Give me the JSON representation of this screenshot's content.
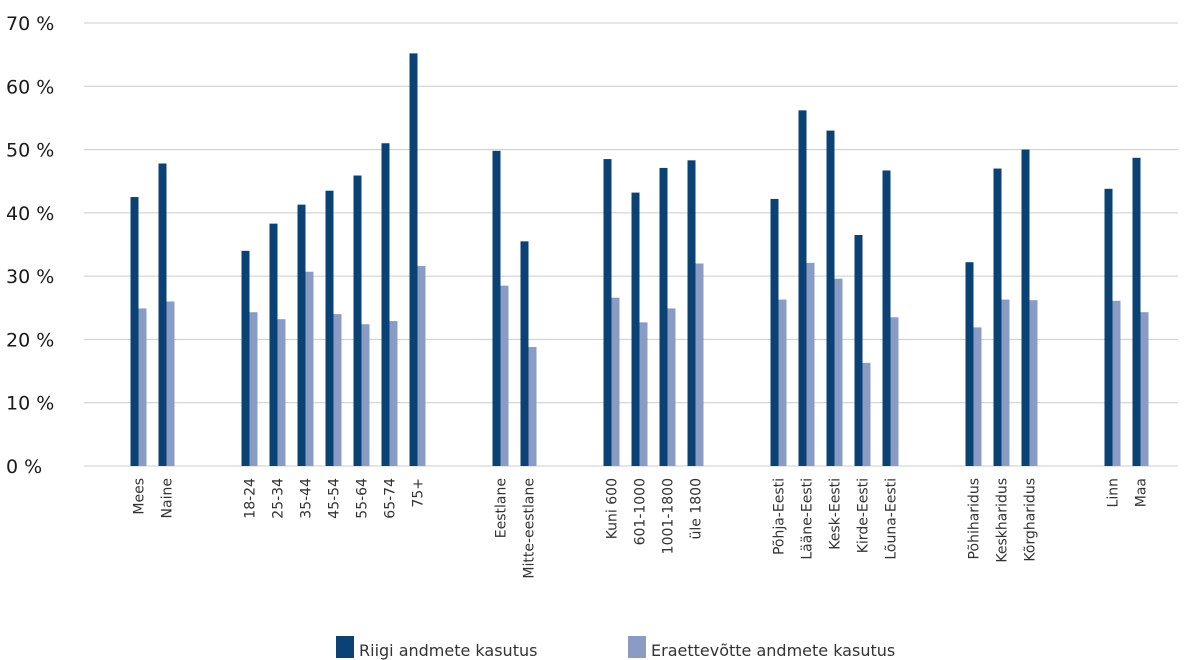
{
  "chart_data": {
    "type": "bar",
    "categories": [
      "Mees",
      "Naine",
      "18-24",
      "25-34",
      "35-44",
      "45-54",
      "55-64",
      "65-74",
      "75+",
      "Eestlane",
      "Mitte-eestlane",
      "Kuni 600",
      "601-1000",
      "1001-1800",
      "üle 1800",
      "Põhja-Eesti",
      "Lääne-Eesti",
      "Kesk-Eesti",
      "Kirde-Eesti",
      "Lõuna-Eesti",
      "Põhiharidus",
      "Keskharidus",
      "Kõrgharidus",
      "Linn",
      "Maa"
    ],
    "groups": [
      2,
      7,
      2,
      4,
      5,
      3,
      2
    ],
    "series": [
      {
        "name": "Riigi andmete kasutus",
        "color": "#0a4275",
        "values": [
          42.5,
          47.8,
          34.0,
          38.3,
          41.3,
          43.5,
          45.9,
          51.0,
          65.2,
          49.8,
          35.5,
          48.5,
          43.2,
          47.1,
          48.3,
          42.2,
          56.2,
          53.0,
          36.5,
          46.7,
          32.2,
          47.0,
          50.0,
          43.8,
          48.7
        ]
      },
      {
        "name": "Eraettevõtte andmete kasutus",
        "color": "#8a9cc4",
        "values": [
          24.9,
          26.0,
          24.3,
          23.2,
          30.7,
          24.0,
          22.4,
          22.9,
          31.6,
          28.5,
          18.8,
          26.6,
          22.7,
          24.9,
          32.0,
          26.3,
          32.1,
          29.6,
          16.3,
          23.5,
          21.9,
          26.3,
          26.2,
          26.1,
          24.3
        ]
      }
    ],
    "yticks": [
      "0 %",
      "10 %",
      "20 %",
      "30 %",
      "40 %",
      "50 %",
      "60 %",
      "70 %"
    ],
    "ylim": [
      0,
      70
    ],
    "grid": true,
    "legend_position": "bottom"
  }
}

---

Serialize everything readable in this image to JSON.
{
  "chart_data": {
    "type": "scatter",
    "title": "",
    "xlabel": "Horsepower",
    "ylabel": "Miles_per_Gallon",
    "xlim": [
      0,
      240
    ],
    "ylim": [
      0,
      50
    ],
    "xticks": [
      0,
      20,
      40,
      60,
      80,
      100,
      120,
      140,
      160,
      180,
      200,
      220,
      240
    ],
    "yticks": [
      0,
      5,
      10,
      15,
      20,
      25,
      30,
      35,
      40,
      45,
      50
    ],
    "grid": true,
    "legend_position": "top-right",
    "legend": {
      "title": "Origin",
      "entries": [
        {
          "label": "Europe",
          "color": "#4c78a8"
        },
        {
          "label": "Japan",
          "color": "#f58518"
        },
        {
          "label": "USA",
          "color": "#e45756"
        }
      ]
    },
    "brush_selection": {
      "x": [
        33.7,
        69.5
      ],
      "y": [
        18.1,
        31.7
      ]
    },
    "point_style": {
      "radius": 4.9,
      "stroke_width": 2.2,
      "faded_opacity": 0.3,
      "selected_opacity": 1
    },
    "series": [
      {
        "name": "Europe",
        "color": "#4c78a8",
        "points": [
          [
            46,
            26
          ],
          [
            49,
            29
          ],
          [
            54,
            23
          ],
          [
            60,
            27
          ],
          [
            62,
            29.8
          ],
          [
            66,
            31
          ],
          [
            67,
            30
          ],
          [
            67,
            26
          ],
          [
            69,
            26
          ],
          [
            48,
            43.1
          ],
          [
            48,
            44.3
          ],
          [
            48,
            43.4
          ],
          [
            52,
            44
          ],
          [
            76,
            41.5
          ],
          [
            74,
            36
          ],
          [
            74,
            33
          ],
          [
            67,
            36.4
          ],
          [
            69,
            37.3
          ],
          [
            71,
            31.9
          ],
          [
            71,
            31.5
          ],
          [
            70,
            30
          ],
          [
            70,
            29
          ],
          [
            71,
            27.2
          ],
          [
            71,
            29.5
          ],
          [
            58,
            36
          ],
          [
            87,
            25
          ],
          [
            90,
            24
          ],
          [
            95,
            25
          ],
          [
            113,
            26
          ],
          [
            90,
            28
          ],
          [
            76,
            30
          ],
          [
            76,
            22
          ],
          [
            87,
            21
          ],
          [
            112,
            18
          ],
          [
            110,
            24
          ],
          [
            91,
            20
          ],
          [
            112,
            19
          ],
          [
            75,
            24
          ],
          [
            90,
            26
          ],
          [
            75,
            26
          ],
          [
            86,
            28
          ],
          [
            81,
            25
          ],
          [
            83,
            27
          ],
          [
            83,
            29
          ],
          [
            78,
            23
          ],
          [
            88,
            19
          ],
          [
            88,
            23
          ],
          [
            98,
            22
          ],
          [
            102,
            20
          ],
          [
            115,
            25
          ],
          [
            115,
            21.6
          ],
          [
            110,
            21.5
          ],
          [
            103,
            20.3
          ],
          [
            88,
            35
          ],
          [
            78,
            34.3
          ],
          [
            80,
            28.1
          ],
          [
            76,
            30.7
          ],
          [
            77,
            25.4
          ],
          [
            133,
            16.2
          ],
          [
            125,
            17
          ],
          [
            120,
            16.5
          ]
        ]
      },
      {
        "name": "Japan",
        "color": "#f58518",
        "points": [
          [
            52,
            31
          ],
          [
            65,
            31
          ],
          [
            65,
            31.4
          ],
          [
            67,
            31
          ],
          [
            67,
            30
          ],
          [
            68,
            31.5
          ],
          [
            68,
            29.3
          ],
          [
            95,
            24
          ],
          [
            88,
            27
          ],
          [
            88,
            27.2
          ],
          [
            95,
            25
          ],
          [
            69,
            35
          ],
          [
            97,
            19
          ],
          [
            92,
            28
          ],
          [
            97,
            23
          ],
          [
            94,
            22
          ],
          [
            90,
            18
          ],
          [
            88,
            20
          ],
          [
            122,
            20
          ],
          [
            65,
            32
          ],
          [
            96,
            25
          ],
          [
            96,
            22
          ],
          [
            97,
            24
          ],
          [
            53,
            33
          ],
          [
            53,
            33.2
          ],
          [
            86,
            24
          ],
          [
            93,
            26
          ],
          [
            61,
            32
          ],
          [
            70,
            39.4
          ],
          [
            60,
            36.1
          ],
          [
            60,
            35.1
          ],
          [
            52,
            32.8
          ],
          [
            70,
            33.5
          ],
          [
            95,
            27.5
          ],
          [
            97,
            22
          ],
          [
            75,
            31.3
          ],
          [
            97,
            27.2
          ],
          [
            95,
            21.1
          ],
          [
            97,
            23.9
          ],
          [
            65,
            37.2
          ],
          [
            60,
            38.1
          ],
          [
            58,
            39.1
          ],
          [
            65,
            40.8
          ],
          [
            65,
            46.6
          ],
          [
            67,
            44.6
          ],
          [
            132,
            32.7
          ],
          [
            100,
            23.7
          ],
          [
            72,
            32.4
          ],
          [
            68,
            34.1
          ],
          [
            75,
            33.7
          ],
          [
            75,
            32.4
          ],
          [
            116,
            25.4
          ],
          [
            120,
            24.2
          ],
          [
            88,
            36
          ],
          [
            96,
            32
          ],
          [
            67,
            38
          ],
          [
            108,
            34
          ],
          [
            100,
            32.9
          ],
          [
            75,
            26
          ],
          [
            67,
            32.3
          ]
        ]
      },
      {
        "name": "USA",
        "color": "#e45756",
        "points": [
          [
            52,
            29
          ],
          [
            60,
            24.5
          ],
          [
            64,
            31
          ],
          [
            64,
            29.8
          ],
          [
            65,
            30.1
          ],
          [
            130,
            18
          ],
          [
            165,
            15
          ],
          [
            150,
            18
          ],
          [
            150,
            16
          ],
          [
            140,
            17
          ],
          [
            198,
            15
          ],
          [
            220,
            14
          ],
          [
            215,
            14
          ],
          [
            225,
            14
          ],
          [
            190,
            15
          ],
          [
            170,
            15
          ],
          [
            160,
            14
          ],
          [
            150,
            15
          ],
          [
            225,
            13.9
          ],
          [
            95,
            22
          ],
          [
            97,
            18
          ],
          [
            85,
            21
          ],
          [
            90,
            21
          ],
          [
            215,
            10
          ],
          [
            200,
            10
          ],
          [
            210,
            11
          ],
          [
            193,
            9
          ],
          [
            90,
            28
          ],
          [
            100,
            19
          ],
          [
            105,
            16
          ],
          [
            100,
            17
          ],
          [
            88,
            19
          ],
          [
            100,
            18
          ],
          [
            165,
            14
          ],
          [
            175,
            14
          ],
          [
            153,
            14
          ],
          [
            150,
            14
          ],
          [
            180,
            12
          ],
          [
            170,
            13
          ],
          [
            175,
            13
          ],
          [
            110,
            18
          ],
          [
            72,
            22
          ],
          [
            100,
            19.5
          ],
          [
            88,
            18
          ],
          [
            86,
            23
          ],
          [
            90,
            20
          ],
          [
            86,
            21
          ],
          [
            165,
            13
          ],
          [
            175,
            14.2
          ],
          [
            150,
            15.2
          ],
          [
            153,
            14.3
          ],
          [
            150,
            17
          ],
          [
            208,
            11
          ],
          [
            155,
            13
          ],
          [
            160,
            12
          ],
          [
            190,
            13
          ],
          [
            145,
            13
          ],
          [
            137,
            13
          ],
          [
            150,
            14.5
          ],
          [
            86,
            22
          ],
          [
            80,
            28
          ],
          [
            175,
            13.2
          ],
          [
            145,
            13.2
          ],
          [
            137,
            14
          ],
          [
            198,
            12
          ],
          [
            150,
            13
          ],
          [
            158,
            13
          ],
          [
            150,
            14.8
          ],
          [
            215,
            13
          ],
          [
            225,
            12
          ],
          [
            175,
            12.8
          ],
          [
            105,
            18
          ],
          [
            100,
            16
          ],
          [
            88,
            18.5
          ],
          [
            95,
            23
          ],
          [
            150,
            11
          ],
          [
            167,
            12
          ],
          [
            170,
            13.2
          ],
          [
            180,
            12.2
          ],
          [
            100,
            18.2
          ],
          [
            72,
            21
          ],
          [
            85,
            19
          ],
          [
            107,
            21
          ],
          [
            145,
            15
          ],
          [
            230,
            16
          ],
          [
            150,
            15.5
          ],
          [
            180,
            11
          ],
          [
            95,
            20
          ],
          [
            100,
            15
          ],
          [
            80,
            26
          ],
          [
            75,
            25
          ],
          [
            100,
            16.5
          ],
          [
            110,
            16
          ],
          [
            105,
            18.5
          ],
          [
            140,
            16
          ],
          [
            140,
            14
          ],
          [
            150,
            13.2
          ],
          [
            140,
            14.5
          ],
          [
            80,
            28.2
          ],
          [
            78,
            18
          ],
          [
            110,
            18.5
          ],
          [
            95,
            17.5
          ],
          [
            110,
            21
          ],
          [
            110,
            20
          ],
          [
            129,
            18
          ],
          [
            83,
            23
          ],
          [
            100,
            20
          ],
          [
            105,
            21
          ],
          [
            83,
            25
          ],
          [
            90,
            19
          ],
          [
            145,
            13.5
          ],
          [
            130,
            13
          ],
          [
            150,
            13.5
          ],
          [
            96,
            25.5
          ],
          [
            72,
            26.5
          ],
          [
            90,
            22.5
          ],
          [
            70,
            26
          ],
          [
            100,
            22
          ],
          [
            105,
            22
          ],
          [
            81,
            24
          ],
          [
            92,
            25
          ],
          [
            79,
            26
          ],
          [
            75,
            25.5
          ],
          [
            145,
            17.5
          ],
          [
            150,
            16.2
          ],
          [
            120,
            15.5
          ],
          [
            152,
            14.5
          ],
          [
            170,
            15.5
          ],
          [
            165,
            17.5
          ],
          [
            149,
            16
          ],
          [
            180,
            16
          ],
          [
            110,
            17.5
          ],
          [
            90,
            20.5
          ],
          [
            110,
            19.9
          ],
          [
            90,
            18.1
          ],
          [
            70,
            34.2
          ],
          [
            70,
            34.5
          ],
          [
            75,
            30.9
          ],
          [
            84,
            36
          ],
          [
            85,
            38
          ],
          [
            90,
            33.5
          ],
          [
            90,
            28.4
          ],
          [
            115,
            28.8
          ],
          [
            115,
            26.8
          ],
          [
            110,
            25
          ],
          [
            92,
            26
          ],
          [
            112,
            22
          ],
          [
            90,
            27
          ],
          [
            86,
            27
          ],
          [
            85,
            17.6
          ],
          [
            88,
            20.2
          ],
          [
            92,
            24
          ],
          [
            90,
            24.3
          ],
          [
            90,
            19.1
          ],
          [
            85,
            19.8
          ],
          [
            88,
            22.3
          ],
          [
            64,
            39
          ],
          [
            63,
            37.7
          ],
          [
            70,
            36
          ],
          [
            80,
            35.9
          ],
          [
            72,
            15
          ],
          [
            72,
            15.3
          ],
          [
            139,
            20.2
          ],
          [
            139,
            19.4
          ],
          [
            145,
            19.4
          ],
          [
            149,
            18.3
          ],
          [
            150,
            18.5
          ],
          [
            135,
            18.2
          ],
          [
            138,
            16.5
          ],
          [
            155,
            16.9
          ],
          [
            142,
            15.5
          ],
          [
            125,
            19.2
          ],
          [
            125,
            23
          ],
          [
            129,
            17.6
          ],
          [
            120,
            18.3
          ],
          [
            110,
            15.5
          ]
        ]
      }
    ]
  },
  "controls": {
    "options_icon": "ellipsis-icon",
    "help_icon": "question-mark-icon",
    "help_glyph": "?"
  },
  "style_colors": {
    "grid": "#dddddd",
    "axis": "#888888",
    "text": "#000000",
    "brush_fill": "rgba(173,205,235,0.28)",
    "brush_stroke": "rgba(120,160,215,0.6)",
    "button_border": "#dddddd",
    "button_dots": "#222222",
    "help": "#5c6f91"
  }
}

* * *

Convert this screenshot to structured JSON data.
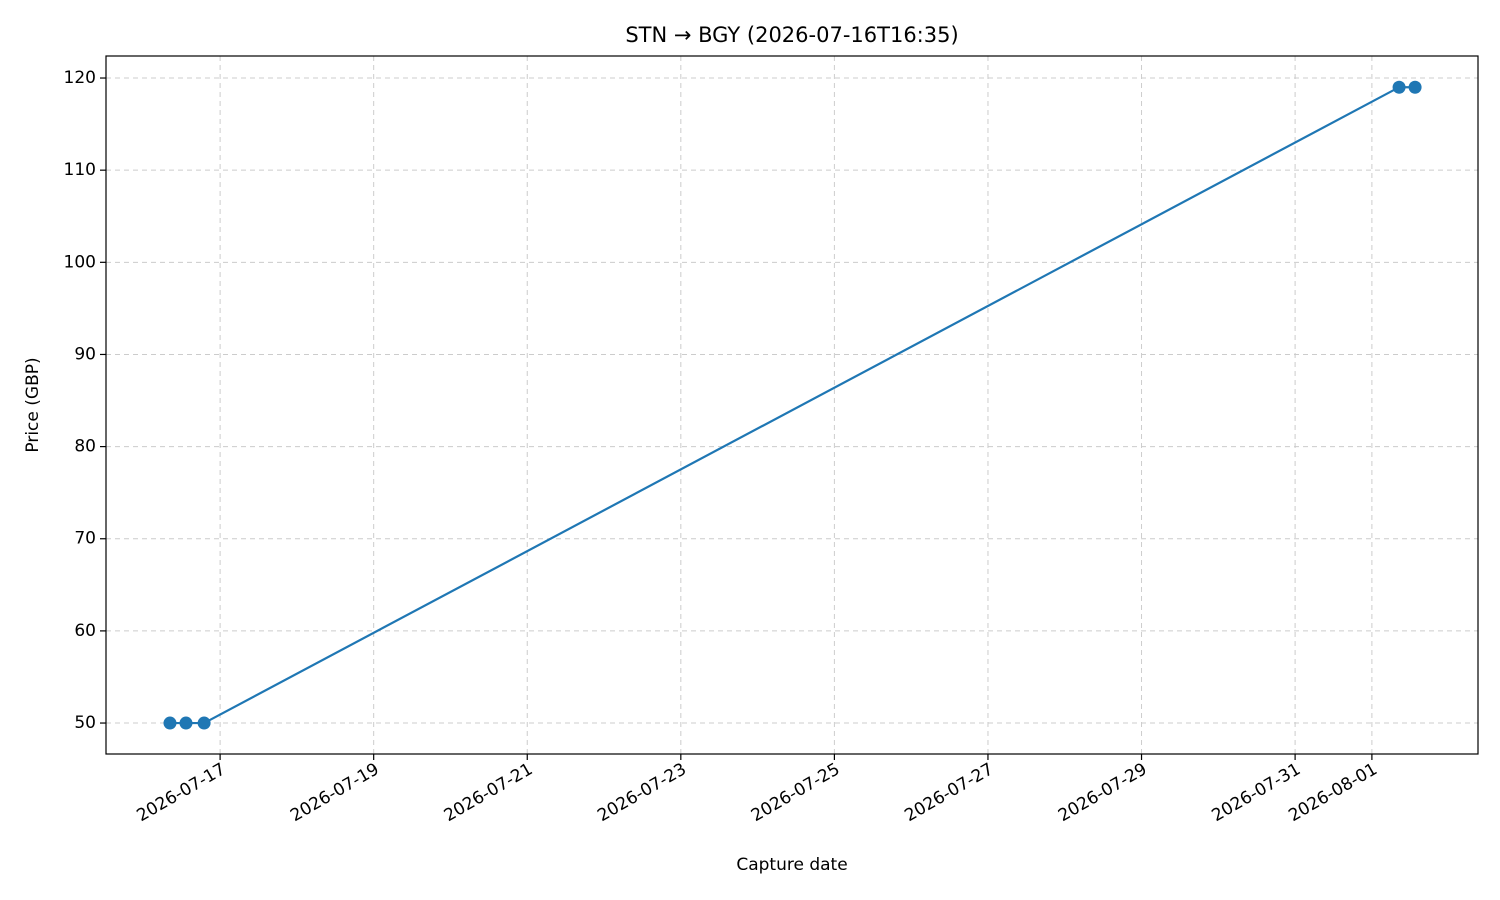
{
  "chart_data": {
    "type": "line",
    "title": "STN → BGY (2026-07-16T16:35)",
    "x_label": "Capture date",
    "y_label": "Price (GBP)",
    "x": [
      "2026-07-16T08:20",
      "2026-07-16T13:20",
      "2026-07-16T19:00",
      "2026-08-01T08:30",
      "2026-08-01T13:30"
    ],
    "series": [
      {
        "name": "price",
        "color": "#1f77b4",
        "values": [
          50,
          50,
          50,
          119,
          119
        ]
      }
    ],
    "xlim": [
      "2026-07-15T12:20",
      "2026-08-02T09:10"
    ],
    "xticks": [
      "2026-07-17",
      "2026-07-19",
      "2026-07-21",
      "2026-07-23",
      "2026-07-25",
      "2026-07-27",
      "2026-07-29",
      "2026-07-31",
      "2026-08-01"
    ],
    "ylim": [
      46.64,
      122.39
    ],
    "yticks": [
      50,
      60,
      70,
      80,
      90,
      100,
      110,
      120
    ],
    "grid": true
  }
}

**Problem statement**:
Identify the lines that hold the word "this". Copy every one of them.

**Solution**:
Give me the JSON representation of this screenshot's content.
Serialize everything readable in this image to JSON.
Convert this screenshot to structured JSON data.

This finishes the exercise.